DIRECTIONS FOR THIS TASK
Return each line of the material verbatim.

Begin WORKING DATA

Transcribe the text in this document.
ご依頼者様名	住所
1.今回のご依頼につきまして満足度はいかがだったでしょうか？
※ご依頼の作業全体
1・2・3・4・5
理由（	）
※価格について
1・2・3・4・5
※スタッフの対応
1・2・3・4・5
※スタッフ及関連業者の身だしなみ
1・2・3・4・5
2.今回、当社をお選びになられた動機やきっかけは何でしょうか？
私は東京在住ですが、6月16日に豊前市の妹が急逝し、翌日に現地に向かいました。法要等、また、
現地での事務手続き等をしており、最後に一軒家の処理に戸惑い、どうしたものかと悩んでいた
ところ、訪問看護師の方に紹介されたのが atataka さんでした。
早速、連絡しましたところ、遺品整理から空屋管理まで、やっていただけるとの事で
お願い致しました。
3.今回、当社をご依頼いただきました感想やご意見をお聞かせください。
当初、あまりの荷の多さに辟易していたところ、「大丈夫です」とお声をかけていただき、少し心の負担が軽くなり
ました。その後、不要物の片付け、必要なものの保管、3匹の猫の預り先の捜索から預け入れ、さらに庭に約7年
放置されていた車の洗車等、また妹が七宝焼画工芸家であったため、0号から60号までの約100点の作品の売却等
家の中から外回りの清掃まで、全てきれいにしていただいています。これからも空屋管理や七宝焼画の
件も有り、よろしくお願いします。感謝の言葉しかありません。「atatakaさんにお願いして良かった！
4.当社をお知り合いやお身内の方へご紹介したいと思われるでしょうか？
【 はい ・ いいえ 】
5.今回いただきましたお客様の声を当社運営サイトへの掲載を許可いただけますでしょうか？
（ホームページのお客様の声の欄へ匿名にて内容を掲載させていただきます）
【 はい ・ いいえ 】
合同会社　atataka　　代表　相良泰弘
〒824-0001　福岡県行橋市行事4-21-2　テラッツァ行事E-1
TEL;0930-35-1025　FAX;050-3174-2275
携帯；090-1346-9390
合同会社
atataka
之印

End WORKING DATA

RESPONSE FOR THIS EXERCISE
Transcribe the text in this document.
ご依頼者様名	住所
1.今回のご依頼につきまして満足度はいかがだったでしょうか？
※ご依頼の作業全体
1・2・3・4・5
理由（	）
※価格について
1・2・3・4・5
※スタッフの対応
1・2・3・4・5
※スタッフ及関連業者の身だしなみ
1・2・3・4・5
2.今回、当社をお選びになられた動機やきっかけは何でしょうか？
私は東京在住ですが、6月16日に豊前市の妹が急逝し、翌日に現地に向かいました。法要等、また、
現地での事務手続き等をしており、最後に一軒家の処理に戸惑い、どうしたものかと悩んでいた
ところ、訪問看護師の方に紹介されたのが atataka さんでした。
早速、連絡しましたところ、遺品整理から空屋管理まで、やっていただけるとの事で
お願い致しました。
3.今回、当社をご依頼いただきました感想やご意見をお聞かせください。
当初、あまりの荷の多さに辟易していたところ、「大丈夫です」とお声をかけていただき、少し心の負担が軽くなり
ました。その後、不要物の片付け、必要なものの保管、3匹の猫の預り先の捜索から預け入れ、さらに庭に約7年
放置されていた車の洗車等、また妹が七宝焼画工芸家であったため、0号から60号までの約100点の作品の売却等
家の中から外回りの清掃まで、全てきれいにしていただいています。これからも空屋管理や七宝焼画の
件も有り、よろしくお願いします。感謝の言葉しかありません。「atatakaさんにお願いして良かった！
4.当社をお知り合いやお身内の方へご紹介したいと思われるでしょうか？
【 はい ・ いいえ 】
5.今回いただきましたお客様の声を当社運営サイトへの掲載を許可いただけますでしょうか？
（ホームページのお客様の声の欄へ匿名にて内容を掲載させていただきます）
【 はい ・ いいえ 】
合同会社　atataka　　代表　相良泰弘
〒824-0001　福岡県行橋市行事4-21-2　テラッツァ行事E-1
TEL;0930-35-1025　FAX;050-3174-2275
携帯；090-1346-9390
合同会社
atataka
之印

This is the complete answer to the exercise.